··· Material for this exercise

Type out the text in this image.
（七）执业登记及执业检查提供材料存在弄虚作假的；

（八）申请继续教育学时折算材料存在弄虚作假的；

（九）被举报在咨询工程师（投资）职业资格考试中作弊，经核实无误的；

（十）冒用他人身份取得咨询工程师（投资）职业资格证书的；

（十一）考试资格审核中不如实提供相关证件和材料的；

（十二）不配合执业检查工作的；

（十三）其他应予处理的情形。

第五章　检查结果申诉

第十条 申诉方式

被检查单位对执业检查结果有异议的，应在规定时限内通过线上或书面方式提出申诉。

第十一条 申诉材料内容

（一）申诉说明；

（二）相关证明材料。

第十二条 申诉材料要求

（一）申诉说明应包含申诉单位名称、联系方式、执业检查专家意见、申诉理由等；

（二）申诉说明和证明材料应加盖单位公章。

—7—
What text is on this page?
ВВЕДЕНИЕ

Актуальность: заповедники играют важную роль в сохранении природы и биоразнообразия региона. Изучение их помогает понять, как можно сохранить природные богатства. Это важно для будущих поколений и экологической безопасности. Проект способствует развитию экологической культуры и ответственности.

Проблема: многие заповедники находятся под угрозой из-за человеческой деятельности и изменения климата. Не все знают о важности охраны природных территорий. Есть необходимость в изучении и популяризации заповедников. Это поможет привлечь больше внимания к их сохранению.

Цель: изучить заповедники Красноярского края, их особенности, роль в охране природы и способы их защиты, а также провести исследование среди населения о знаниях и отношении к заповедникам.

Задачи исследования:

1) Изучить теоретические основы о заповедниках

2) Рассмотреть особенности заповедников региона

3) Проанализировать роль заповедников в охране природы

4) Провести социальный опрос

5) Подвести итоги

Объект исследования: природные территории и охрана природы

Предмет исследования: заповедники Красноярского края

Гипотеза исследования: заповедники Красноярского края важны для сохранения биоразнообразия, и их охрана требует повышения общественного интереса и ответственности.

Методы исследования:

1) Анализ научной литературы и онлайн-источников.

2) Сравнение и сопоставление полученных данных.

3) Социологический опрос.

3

······

Required work -
Each line of the data that includes the word "заповедников" counts once; report the total and nothing more.

Output for this exercise -
3